— START OF Data to use —
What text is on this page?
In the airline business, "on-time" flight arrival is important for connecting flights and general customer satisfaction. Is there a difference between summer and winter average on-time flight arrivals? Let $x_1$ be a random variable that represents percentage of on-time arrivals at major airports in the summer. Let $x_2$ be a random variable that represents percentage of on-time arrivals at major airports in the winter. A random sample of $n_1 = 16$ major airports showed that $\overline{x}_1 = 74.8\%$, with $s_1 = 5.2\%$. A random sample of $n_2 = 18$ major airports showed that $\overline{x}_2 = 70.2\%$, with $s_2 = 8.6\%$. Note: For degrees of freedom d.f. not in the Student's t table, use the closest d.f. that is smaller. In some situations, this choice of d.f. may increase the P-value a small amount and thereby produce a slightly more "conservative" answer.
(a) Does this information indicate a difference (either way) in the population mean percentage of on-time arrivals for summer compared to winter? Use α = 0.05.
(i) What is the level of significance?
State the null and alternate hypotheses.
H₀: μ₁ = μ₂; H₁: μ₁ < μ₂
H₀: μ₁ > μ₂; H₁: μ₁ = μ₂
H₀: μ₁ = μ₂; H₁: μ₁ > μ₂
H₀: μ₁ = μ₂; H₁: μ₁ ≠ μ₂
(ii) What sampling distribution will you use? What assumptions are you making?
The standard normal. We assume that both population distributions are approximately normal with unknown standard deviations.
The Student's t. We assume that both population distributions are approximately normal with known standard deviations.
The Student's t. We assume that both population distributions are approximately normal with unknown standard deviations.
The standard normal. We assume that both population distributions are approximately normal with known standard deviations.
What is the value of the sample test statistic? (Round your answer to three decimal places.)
— END OF Data to use —
— START OF Data to use —
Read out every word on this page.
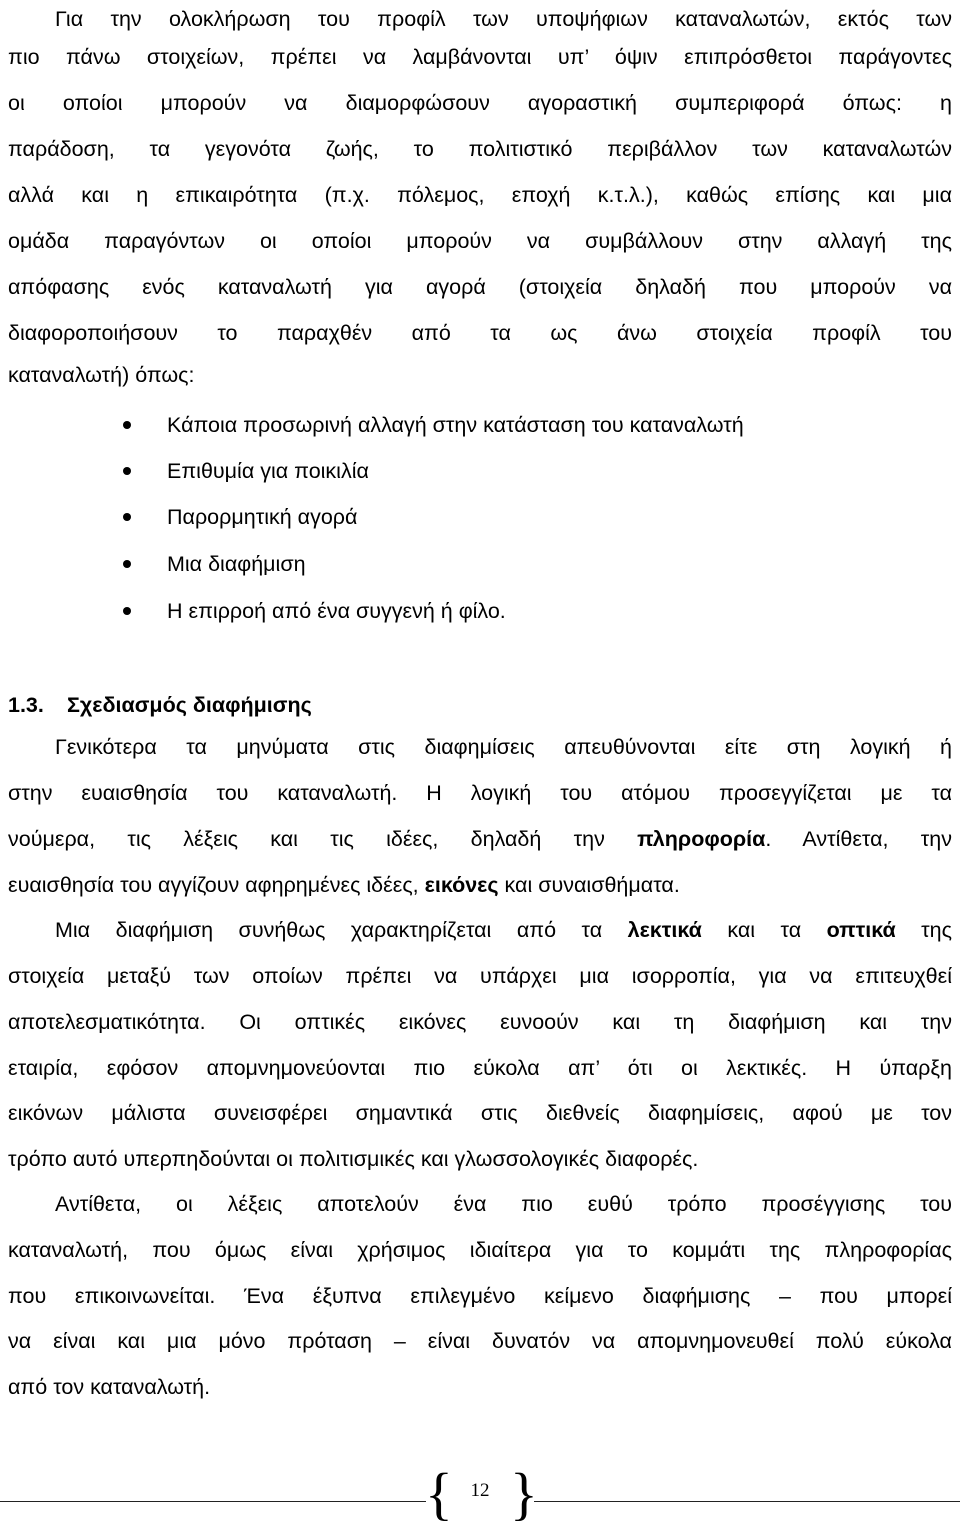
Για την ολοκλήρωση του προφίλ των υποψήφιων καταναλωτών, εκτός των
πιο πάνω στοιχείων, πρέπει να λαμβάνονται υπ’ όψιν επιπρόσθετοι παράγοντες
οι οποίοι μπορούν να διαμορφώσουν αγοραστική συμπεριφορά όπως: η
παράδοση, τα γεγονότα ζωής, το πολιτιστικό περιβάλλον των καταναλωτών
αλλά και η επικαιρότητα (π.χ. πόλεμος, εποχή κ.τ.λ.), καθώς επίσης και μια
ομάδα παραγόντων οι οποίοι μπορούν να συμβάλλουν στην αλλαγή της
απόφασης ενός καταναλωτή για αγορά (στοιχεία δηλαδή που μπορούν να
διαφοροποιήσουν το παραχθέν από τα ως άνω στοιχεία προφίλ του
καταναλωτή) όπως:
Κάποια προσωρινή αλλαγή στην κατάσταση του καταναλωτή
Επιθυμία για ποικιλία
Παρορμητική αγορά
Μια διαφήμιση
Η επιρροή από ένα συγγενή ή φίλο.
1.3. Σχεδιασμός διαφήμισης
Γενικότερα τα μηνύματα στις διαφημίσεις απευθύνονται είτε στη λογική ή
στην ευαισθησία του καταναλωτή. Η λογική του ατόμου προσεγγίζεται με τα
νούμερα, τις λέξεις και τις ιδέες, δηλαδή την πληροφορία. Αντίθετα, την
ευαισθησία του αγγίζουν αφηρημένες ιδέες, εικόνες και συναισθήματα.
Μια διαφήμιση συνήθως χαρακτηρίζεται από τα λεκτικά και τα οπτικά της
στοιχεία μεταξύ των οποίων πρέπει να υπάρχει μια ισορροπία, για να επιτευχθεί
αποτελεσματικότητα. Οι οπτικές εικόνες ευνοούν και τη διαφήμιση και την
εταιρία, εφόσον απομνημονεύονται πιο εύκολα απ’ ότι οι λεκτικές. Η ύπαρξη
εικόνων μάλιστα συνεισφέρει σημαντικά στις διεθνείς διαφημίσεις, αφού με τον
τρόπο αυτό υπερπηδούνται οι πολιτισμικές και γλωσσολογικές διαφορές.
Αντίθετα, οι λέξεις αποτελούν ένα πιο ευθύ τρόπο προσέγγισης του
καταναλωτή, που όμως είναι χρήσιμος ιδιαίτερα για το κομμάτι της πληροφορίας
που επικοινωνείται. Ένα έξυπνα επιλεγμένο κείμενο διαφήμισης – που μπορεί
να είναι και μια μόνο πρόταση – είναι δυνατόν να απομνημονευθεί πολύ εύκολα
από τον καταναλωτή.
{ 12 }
— END OF Data to use —
» Exercise details:
Select every line in the material above where the string "approximately" occurs, and copy it.

» Exercise result:
The standard normal. We assume that both population distributions are approximately normal with unknown standard deviations.
The Student's t. We assume that both population distributions are approximately normal with known standard deviations.
The Student's t. We assume that both population distributions are approximately normal with unknown standard deviations.
The standard normal. We assume that both population distributions are approximately normal with known standard deviations.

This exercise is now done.